- **DIRECTIONS**
Only the number is wanted: count the lines that include the word "неопредељени".

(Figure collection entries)

[Begin]

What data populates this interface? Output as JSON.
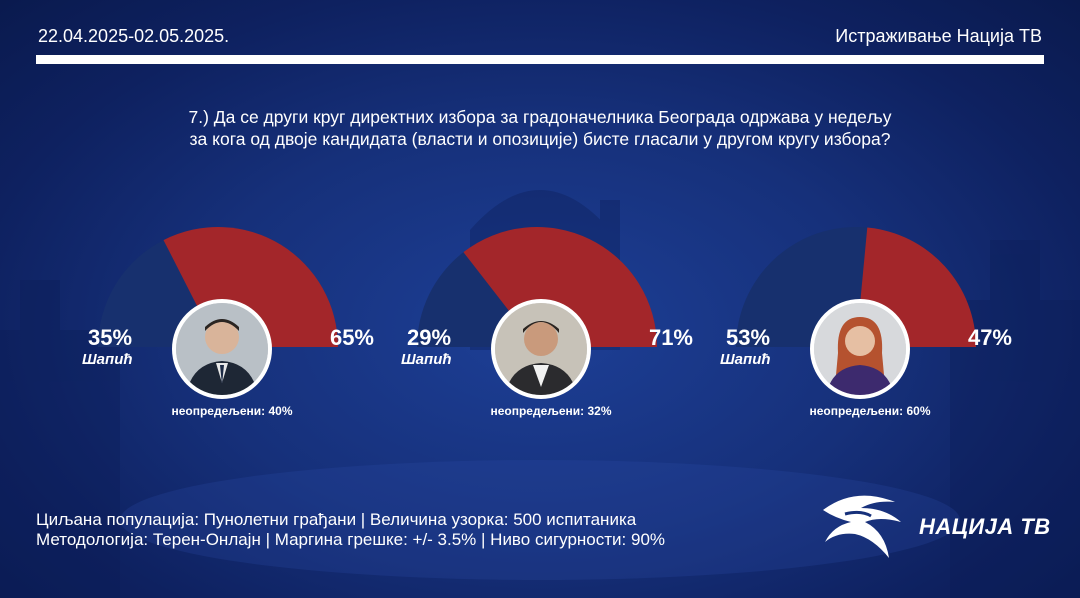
{
  "header": {
    "date_range": "22.04.2025-02.05.2025.",
    "source": "Истраживање Нација ТВ"
  },
  "question": {
    "line1": "7.) Да се други круг директних избора за градоначелника Београда одржава у недељу",
    "line2": "за кога од двоје кандидата (власти и опозиције) бисте гласали у другом кругу избора?"
  },
  "chart_data": [
    {
      "type": "pie",
      "series": [
        {
          "name": "Шапић",
          "value": 35,
          "label": "35%",
          "color": "#17306e"
        },
        {
          "name": "",
          "value": 65,
          "label": "65%",
          "color": "#a3262a"
        }
      ],
      "undecided_label": "неопредељени: 40%"
    },
    {
      "type": "pie",
      "series": [
        {
          "name": "Шапић",
          "value": 29,
          "label": "29%",
          "color": "#17306e"
        },
        {
          "name": "",
          "value": 71,
          "label": "71%",
          "color": "#a3262a"
        }
      ],
      "undecided_label": "неопредељени: 32%"
    },
    {
      "type": "pie",
      "series": [
        {
          "name": "Шапић",
          "value": 53,
          "label": "53%",
          "color": "#17306e"
        },
        {
          "name": "",
          "value": 47,
          "label": "47%",
          "color": "#a3262a"
        }
      ],
      "undecided_label": "неопредељени: 60%"
    }
  ],
  "footer": {
    "line1": "Циљана популација: Пунолетни грађани | Величина узорка: 500 испитаника",
    "line2": "Методологија: Терен-Онлајн | Маргина грешке: +/- 3.5% | Ниво сигурности: 90%"
  },
  "logo": {
    "text": "НАЦИЈА ТВ",
    "icon": "eagle-icon"
  },
  "colors": {
    "government": "#17306e",
    "opposition": "#a3262a",
    "background": "#16307a"
  }
}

[End]

- **SOLUTION**
3